:: Source

Weeknotes: 12th May 2025

Last week

Part II project submissions

I'm supervising a couple of part II projects (for those not at Cambridge, part II is what they call the third and final undergraduate year here), and the submission deadline is at the end of this week, so last week I've been doing draft reviewing for them both.

Storage

Mark, Anil, and Patrick had a useful discussion about our plans for large scale storage of data in our group. When I started in the EEG a few years ago we had a 128 TB disk that seemed like it'd last forever: six months ago it filled up, and despite attempts to garbage collect it's remained stubbornly filled ever since. We could just build it up to be even bigger, but I think we'd rather learn from this and try do something else that straddles the line between "not being annoying overhead when your supervisor is demanding progress updates" and "why is our large/expensive storage system full of data no one needs or cares about any more, and now do we weed that out from the precious data we must preserve".

We came up with some plans around how we can use ZFS to create datasets for people and then realise them on demand on our various compute servers, and then these can act as a unit of either garbage collection or publication as and when a project wraps up. I think this is fine in theory, but still needs a bit more detail put into the design, and I'm worried that (at least speaking for myself) it's too easy for this project to be pushed back compared to other near term demands on our time. To be clear, this isn't a criticism of others, just of myself as I know I'm a bit overloaded for the next month or so, and I'm trying to use my weeknotes here as a stick with which to beat myself later :) Or it's another way of saying Mark and I should have coffee soon :)

OCaml GeoTIFF progress

I stalled a bit on the OCaml GeoTIFF work, as it turns out trying to write to a TIFF file is a messy business. I alluded to some of this last week, in terms of challenge with data fragmentation within a TIFF if you are using compression and update the file, but I realised the same is true of the tagged metadata too: some tags that use more than a single unit of data don't store the offset, but an offset to where the value is stored, and that makes it awkward to build up the metadata block on disk incrementally. The flexibility of TIFF is clearly a feature, but also does make it more challenging to write.

The first stage then to getting the OCamlTIFF library to be ready for writing is to change how it does reading. Firstly it currently does exclusively on-demand from disk loading of metadata when getter function is called, but I think we need to move to loading all the metadata into a struct so we can then conversely build that struct up for writing in a single pass. Then similarly I started to add data-strip caching, which is actually a useful feature anyway: currently the data is fetched from disk each time it is accessed, and so a block cache (which is configurable) will be useful for applications where you read the same data a lot (e.g., the base habitat maps in the AoH calculations I do), and it also gives me a place to store data being written to the TIFF before it is flushed out to disk.

::::
:: Data lines

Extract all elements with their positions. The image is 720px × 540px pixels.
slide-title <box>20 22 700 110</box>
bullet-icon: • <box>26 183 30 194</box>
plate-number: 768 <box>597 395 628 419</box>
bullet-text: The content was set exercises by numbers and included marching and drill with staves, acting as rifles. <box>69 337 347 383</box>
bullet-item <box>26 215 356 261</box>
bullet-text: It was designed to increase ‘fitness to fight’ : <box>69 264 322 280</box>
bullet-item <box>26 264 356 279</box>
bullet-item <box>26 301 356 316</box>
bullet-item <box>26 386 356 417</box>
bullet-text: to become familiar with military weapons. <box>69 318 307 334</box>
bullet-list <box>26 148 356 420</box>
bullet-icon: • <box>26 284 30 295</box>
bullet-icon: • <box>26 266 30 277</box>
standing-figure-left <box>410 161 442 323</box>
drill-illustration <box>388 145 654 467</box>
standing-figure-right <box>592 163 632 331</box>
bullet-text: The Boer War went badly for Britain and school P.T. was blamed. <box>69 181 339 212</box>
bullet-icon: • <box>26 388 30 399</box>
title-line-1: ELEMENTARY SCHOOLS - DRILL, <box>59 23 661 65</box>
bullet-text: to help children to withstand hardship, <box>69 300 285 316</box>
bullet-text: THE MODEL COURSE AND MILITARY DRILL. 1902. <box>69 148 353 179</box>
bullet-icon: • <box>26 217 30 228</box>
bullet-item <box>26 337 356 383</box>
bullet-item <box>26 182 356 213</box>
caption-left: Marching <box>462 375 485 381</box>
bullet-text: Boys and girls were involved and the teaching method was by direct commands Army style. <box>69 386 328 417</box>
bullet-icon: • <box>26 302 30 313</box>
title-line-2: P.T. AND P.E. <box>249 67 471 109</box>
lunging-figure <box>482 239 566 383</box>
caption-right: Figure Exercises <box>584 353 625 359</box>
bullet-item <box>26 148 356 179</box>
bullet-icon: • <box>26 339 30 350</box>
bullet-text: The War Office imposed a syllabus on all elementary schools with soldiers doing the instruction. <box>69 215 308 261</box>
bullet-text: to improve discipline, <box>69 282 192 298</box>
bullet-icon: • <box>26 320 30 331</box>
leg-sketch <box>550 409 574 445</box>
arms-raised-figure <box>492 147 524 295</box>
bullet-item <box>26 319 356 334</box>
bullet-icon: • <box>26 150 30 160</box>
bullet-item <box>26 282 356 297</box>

::::

Task to complete -
Name each person mentioned by name in the weeknotes.

Finished task -
Mark, Anil, Patrick